▶ Material for the task
>>
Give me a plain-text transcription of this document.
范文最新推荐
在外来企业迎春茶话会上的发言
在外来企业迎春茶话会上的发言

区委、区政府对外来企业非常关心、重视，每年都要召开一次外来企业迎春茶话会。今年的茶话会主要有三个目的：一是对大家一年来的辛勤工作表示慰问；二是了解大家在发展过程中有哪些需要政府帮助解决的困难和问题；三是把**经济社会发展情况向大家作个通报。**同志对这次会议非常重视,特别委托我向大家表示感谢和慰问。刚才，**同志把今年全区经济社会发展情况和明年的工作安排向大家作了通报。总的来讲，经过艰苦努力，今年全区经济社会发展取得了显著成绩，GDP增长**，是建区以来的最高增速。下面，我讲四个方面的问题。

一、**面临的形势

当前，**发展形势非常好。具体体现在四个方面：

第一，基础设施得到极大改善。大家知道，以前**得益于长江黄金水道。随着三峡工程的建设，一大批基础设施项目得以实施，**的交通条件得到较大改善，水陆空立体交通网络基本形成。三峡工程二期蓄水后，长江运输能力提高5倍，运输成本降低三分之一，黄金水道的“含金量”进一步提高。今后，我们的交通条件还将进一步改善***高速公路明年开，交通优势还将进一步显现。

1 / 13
<<
Restate the data above exactly, keeping each word as it stands.

Give me a plain-text transcription of this document.
范文最新推荐
在外来企业迎春茶话会上的发言
在外来企业迎春茶话会上的发言

区委、区政府对外来企业非常关心、重视，每年都要召开一次外来企业迎春茶话会。今年的茶话会主要有三个目的：一是对大家一年来的辛勤工作表示慰问；二是了解大家在发展过程中有哪些需要政府帮助解决的困难和问题；三是把**经济社会发展情况向大家作个通报。**同志对这次会议非常重视,特别委托我向大家表示感谢和慰问。刚才，**同志把今年全区经济社会发展情况和明年的工作安排向大家作了通报。总的来讲，经过艰苦努力，今年全区经济社会发展取得了显著成绩，GDP增长**，是建区以来的最高增速。下面，我讲四个方面的问题。

一、**面临的形势

当前，**发展形势非常好。具体体现在四个方面：

第一，基础设施得到极大改善。大家知道，以前**得益于长江黄金水道。随着三峡工程的建设，一大批基础设施项目得以实施，**的交通条件得到较大改善，水陆空立体交通网络基本形成。三峡工程二期蓄水后，长江运输能力提高5倍，运输成本降低三分之一，黄金水道的“含金量”进一步提高。今后，我们的交通条件还将进一步改善***高速公路明年开，交通优势还将进一步显现。

1 / 13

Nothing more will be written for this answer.